Dataset items
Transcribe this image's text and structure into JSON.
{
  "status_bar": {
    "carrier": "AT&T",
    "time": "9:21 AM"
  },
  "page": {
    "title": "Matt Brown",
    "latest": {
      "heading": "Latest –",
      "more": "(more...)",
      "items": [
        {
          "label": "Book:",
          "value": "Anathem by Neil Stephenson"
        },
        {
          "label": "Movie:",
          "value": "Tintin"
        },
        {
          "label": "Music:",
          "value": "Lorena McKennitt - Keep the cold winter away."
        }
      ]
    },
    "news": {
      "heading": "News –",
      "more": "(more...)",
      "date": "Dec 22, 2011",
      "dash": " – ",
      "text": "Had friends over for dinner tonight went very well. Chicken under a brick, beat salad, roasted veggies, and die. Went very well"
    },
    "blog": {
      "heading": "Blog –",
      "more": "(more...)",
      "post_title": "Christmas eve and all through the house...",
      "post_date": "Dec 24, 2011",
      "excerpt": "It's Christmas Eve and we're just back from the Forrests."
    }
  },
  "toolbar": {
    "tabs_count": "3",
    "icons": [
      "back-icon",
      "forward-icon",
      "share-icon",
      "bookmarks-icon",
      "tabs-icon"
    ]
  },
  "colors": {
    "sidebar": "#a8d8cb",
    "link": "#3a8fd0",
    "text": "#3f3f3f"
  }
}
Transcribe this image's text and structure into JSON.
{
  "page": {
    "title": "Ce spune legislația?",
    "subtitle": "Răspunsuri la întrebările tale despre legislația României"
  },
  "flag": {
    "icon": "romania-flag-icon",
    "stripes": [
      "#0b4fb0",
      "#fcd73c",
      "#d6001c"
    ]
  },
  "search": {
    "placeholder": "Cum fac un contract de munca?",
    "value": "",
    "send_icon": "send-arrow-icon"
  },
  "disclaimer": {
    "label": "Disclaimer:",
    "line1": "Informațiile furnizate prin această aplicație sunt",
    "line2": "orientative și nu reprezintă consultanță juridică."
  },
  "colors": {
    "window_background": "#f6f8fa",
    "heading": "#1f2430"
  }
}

--- STATED GOAL ---
Give the listing again, word for word.

--- OUTPUT OF THE EXERCISE ---
Transcribe this image's text and structure into JSON.
{
  "status_bar": {
    "carrier": "AT&T",
    "time": "9:21 AM"
  },
  "page": {
    "title": "Matt Brown",
    "latest": {
      "heading": "Latest –",
      "more": "(more...)",
      "items": [
        {
          "label": "Book:",
          "value": "Anathem by Neil Stephenson"
        },
        {
          "label": "Movie:",
          "value": "Tintin"
        },
        {
          "label": "Music:",
          "value": "Lorena McKennitt - Keep the cold winter away."
        }
      ]
    },
    "news": {
      "heading": "News –",
      "more": "(more...)",
      "date": "Dec 22, 2011",
      "dash": " – ",
      "text": "Had friends over for dinner tonight went very well. Chicken under a brick, beat salad, roasted veggies, and die. Went very well"
    },
    "blog": {
      "heading": "Blog –",
      "more": "(more...)",
      "post_title": "Christmas eve and all through the house...",
      "post_date": "Dec 24, 2011",
      "excerpt": "It's Christmas Eve and we're just back from the Forrests."
    }
  },
  "toolbar": {
    "tabs_count": "3",
    "icons": [
      "back-icon",
      "forward-icon",
      "share-icon",
      "bookmarks-icon",
      "tabs-icon"
    ]
  },
  "colors": {
    "sidebar": "#a8d8cb",
    "link": "#3a8fd0",
    "text": "#3f3f3f"
  }
}
Transcribe this image's text and structure into JSON.
{
  "page": {
    "title": "Ce spune legislația?",
    "subtitle": "Răspunsuri la întrebările tale despre legislația României"
  },
  "flag": {
    "icon": "romania-flag-icon",
    "stripes": [
      "#0b4fb0",
      "#fcd73c",
      "#d6001c"
    ]
  },
  "search": {
    "placeholder": "Cum fac un contract de munca?",
    "value": "",
    "send_icon": "send-arrow-icon"
  },
  "disclaimer": {
    "label": "Disclaimer:",
    "line1": "Informațiile furnizate prin această aplicație sunt",
    "line2": "orientative și nu reprezintă consultanță juridică."
  },
  "colors": {
    "window_background": "#f6f8fa",
    "heading": "#1f2430"
  }
}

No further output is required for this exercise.